**TEXT:**
==========
A better thought-out system of time management where going to the bathroom or walking from the bedroom to the kitchen don’t take half an hour. I’m just sayin’. I thought the Sims was an interesting idea, but the underlying game mechanics left me cold.

I wasn’t a big sims fan…

but after looking at the kid selling weed, goth chick with cuffs, and two chicks in undies making out…

Time to create some corrupt Springer-quality families. Weee…

My southern baptist aunt is gonna flip when I give this to my cousin as a birthday present.

For xmas, I’ll give him the photo-realistic nudie patch.

He’s growing weed right next to the WINDOW.

Hey, a brother’s gotta advertise. Especially since the cops in Simsville are apparently busy hitting on goth teenagers.

I picked up the Sims: Bustin Out and the first thing I was told to do was make out with some guy to learn how to do an action. My Sim then put on stadium-style Number One Fingers and said “woooow you’re a great kisser!” Excuse me if that puts me off, but I don’t need to live vicariously through my Sim. With each successive Sim game, they are getting more and more into the realm of perverse, and since I don’t use my games to get off, I’m finding it harder to enjoy them.

These screenshots only prove further that they have no intention of restraining themselves. I shudder to think what people are going to do behind closed doors with the Sims 2. GTA beware.

LOL! I might finally have a reason to try The Sims ! :twisted:

Here’s a strange Sim story for you.

A while back when I was living with roommates, they all decided to watch a movie in the den. For whatever reason, one of their girlfriends and I weren’t terribly interested in watching it. So, knowing she had a casual interest in the game, I dusted off my old copy and fired it up.
==========
**DATA EXTRACT:**
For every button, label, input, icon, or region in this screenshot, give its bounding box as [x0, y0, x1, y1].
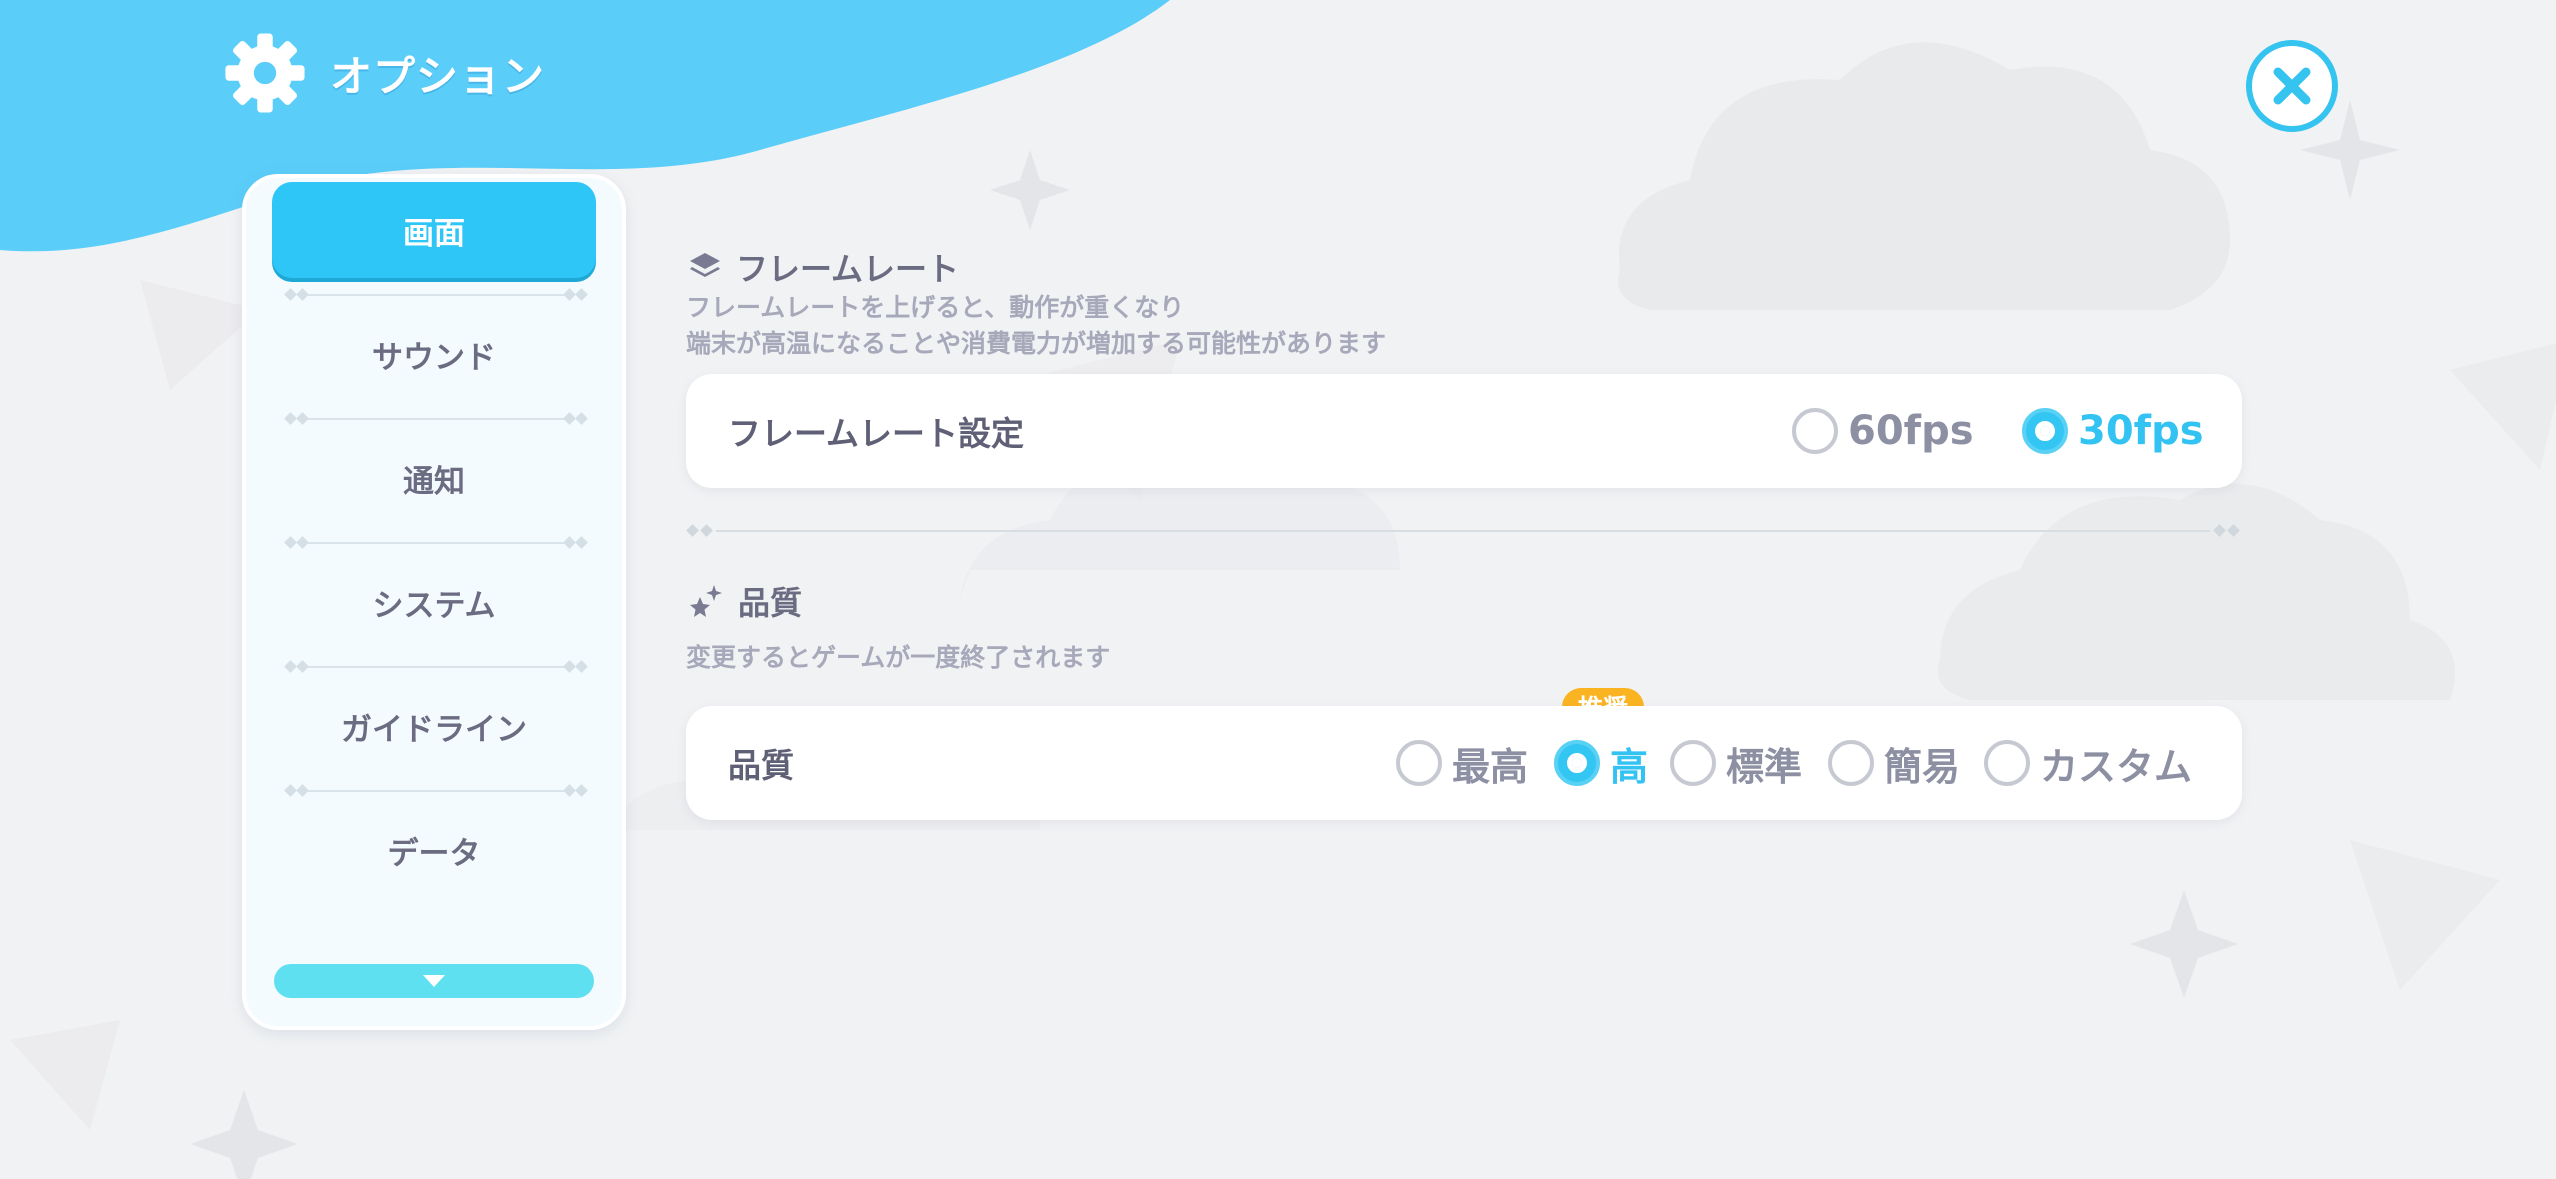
==========
**TASK LIST:**
1. Translate this sentence from the comment thread about The Sims into Spanish: "I thought the Sims was an interesting idea, but the underlying game mechanics left me cold."
2. Pick up the comment thread about The Sims after its final sentence and write what comes next.
The lines above are separate material, unrelated to the comment thread about The Sims.

**FINAL RESULTS:**
1. Pensé que los Sims eran una idea interesante, pero la mecánica de juego subyacente no me entusiasmó.

2.
We decided to make one huge house, and create a bunch of Sims to represent our circle of friends. Messy Sims for the messy friends, etc. The house was beautiful, the rooms nicely decorated and furnished, and the Sims were as close as we could make them to the real thing. And when it was all said and done, all the careful planning, crafting, and designing, what happens next?

She spent the next forty-five minutes forcing the virtual boyfriend Sim to give her virtual sim kisses. Later on, I think I remember some of the more slovenly Sims peeing their pants because they lacked direction due to the constant smoochfest.

It was at that point where I gave up and decided the movie wasn’t sounding half bad.

Them womenfolk like the Sims something fierce. And Friends, don’t forget Friends…

That room is bizarrely designed. Since when does a house have stairs leading directly into the bathroom? (Also, wooden stairs in a humid environment??) And since when does a house have a wide full-size window without drapes or curtains right by the bathtub?

Its practically begging the kid to look.

Those aren’t stairs–it’s a tansu chest. Which can be used as stairs, in a pinch, but probably not in this case. But wood can do fine in a bathroom, provided you don’t leave standing water directly on it. I’ve even seen bathrooms with wood floors (though you do have to be careful with them).

The curtain-less window, though… yeah, that lady was just asking for trouble.

The “stairs” are actually a dresser.

I recognize a few of those pictures from the “funny stuff” folder at work. They are screenshots taken by testers/producers/engineers when some oddball thing or another happens. Not bugs, just silly stuff.

That particular image frightened the shit out of me. Is there not a horribly spooky quality to that kid? There is some terrible desperate message here about these little simulated people as ghostly half-souls trapped in an endless loop of cleanliness and desire. Also, I think that’s some kind of Pottery Barn supershelf, not a stairway. In any event, shiver.

Looks like fun, though!

/mc

I must admit, I have a sickness about sims games (and all others really) where I have to get them. I’m looking forward to this one.

I’m glad Sims 2 finally recognizes the financial opportunity for college students to grow and sell miniature palm trees.

Sims 2: Hot Lesbian Action! Sweet… :D

In which Sunny misses a massive come-on from a girl…

No kidding, wow.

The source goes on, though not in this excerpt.